** DATASET RECORDS **
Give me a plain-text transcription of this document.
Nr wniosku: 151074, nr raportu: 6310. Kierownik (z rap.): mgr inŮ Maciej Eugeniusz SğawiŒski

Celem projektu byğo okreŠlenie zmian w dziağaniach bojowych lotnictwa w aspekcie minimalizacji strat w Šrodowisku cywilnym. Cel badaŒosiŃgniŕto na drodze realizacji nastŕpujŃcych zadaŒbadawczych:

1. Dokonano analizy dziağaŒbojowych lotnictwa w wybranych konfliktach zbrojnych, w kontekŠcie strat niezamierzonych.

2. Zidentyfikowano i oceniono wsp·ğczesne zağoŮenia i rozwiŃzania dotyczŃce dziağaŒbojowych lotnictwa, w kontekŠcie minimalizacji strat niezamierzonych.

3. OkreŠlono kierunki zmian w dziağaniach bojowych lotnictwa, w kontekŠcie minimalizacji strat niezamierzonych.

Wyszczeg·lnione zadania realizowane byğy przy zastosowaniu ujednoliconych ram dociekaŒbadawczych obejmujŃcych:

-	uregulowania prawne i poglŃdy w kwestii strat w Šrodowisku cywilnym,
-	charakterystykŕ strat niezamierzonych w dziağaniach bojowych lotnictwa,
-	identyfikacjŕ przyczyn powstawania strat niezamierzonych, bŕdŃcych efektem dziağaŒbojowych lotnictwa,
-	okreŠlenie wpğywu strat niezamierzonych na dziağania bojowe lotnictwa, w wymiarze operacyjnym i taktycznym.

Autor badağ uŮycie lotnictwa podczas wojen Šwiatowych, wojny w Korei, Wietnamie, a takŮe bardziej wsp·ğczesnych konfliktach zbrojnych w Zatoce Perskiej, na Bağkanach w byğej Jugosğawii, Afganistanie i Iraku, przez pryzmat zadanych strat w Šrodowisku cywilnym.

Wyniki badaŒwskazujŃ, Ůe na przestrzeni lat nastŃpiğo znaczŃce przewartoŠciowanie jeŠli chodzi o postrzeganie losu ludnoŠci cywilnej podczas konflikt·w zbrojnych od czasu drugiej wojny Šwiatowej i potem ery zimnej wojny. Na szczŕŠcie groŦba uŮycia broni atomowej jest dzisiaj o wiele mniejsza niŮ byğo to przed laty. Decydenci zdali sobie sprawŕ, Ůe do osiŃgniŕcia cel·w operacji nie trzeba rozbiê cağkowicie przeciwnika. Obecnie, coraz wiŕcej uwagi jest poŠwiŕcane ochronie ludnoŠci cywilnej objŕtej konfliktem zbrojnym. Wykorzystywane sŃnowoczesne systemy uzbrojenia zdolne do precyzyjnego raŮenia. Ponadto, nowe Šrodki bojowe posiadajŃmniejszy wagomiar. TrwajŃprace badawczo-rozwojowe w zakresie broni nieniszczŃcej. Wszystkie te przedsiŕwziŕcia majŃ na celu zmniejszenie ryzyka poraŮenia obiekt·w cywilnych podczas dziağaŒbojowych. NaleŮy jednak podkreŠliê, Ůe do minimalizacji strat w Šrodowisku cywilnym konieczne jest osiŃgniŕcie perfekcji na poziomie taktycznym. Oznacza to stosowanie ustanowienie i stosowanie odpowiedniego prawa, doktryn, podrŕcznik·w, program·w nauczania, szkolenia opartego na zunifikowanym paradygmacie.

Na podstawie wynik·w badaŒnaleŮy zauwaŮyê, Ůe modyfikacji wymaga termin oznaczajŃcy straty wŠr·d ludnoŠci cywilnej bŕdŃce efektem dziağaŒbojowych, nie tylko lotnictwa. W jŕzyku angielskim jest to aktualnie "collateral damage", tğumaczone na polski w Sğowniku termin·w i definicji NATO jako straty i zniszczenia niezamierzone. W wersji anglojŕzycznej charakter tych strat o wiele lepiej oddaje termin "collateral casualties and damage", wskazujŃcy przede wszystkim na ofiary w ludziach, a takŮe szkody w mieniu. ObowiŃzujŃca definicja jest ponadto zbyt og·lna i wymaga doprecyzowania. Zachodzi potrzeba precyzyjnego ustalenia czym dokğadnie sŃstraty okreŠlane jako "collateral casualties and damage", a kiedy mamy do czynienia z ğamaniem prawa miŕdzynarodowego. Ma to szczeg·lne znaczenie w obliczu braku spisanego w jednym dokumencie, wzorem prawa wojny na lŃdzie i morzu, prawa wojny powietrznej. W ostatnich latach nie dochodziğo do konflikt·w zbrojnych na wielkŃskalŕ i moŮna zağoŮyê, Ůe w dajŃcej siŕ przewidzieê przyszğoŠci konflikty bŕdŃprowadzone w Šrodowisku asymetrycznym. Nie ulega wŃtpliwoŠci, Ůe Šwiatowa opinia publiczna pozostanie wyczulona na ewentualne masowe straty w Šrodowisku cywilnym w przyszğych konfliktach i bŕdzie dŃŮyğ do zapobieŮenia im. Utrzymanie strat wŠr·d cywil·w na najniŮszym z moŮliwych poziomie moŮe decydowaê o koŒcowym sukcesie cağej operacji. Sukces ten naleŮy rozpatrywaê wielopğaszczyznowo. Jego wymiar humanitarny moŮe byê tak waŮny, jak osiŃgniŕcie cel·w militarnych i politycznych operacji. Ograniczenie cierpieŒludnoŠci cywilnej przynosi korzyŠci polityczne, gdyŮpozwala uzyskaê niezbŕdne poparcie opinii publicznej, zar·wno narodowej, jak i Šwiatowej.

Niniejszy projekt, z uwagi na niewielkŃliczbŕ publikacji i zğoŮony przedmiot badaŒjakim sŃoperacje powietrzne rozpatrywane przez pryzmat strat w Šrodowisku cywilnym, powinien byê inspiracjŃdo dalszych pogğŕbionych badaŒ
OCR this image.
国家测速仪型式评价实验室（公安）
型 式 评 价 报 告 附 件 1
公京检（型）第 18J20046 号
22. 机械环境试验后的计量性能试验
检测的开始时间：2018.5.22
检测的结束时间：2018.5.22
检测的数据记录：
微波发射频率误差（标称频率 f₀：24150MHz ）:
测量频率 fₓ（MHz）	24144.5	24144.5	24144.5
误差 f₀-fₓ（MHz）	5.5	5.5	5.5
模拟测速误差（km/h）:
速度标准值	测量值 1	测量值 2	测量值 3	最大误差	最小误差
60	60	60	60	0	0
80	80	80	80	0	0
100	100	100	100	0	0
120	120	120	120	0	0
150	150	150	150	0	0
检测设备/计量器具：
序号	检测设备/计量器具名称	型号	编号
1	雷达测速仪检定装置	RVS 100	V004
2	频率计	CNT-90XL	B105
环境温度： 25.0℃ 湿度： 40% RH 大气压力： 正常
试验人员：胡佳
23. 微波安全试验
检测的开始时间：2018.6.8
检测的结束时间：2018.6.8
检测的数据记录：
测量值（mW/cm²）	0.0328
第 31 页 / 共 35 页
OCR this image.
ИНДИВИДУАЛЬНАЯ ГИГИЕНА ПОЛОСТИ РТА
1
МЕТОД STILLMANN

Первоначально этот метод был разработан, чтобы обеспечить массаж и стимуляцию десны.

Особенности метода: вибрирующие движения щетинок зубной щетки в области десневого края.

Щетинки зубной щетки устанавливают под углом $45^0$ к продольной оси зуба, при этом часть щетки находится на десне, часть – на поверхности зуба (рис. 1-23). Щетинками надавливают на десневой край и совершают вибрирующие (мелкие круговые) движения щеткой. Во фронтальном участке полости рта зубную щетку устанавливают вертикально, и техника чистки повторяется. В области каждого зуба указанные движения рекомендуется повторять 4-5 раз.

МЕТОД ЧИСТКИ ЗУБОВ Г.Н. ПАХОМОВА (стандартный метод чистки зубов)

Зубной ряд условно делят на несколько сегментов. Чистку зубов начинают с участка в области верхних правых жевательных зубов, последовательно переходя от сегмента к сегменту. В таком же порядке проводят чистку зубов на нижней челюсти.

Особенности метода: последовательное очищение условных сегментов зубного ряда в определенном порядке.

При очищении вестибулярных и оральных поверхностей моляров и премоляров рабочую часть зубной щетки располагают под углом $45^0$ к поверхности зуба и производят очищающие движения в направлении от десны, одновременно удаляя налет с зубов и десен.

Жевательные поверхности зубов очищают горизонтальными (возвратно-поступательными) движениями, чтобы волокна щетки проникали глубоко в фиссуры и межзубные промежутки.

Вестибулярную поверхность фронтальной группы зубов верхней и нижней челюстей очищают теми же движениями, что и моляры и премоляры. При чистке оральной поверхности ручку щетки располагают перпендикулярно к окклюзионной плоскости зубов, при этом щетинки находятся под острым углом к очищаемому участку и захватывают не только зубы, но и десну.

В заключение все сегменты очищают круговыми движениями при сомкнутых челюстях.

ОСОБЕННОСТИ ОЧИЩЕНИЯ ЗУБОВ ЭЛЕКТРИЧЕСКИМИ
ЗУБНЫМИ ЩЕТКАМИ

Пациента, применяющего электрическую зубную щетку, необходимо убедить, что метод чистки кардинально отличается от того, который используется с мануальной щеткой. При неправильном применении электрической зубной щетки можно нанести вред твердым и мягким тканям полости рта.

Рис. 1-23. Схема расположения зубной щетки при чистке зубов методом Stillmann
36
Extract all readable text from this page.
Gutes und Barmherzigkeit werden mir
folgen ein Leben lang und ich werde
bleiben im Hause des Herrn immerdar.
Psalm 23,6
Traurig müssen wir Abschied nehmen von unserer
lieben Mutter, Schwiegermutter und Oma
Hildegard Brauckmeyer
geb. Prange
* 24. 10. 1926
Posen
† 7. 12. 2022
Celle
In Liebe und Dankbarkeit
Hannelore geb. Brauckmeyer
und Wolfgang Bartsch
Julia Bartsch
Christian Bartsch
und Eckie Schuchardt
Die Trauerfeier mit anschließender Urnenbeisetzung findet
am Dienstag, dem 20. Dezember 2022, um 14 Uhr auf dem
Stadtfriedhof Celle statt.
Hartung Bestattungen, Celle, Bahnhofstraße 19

** STATED TASK **
Find all lines holding the string "niezamierzonych" and copy them.

** THE ANSWER **
1. Dokonano analizy dziağaŒbojowych lotnictwa w wybranych konfliktach zbrojnych, w kontekŠcie strat niezamierzonych.
2. Zidentyfikowano i oceniono wsp·ğczesne zağoŮenia i rozwiŃzania dotyczŃce dziağaŒbojowych lotnictwa, w kontekŠcie minimalizacji strat niezamierzonych.
3. OkreŠlono kierunki zmian w dziağaniach bojowych lotnictwa, w kontekŠcie minimalizacji strat niezamierzonych.
-	charakterystykŕ strat niezamierzonych w dziağaniach bojowych lotnictwa,
-	identyfikacjŕ przyczyn powstawania strat niezamierzonych, bŕdŃcych efektem dziağaŒbojowych lotnictwa,
-	okreŠlenie wpğywu strat niezamierzonych na dziağania bojowe lotnictwa, w wymiarze operacyjnym i taktycznym.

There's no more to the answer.